Stated problem
Send each entry back exactly as given, pictures excluded.

-- start Records supplied --

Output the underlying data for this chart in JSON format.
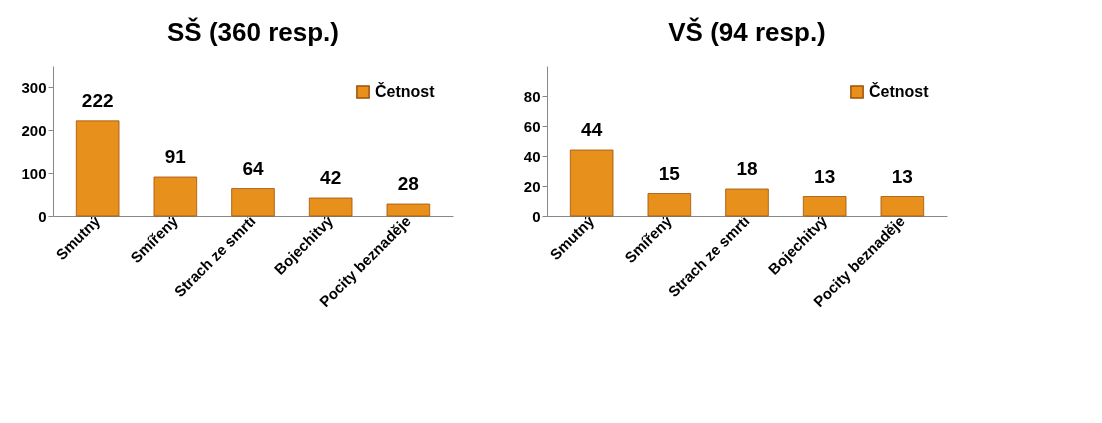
{
  "chart_data": [
    {
      "type": "bar",
      "title": "SŠ (360 resp.)",
      "categories": [
        "Smutný",
        "Smířený",
        "Strach ze smrti",
        "Bojechitvý",
        "Pocity beznaděje"
      ],
      "series": [
        {
          "name": "Četnost",
          "color": "#e8901c",
          "values": [
            222,
            91,
            64,
            42,
            28
          ]
        }
      ],
      "ylim": [
        0,
        350
      ],
      "yticks": [
        0,
        100,
        200,
        300
      ],
      "grid": false,
      "legend": "top right",
      "data_labels": true
    },
    {
      "type": "bar",
      "title": "VŠ (94 resp.)",
      "categories": [
        "Smutný",
        "Smířený",
        "Strach ze smrti",
        "Bojechitvý",
        "Pocity beznaděje"
      ],
      "series": [
        {
          "name": "Četnost",
          "color": "#e8901c",
          "values": [
            44,
            15,
            18,
            13,
            13
          ]
        }
      ],
      "ylim": [
        0,
        100
      ],
      "yticks": [
        0,
        20,
        40,
        60,
        80
      ],
      "grid": false,
      "legend": "top right",
      "data_labels": true
    }
  ]
}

-- end Records supplied --

Task solution
Output the underlying data for this chart in JSON format.
{
  "chart_data": [
    {
      "type": "bar",
      "title": "SŠ (360 resp.)",
      "categories": [
        "Smutný",
        "Smířený",
        "Strach ze smrti",
        "Bojechitvý",
        "Pocity beznaděje"
      ],
      "series": [
        {
          "name": "Četnost",
          "color": "#e8901c",
          "values": [
            222,
            91,
            64,
            42,
            28
          ]
        }
      ],
      "ylim": [
        0,
        350
      ],
      "yticks": [
        0,
        100,
        200,
        300
      ],
      "grid": false,
      "legend": "top right",
      "data_labels": true
    },
    {
      "type": "bar",
      "title": "VŠ (94 resp.)",
      "categories": [
        "Smutný",
        "Smířený",
        "Strach ze smrti",
        "Bojechitvý",
        "Pocity beznaděje"
      ],
      "series": [
        {
          "name": "Četnost",
          "color": "#e8901c",
          "values": [
            44,
            15,
            18,
            13,
            13
          ]
        }
      ],
      "ylim": [
        0,
        100
      ],
      "yticks": [
        0,
        20,
        40,
        60,
        80
      ],
      "grid": false,
      "legend": "top right",
      "data_labels": true
    }
  ]
}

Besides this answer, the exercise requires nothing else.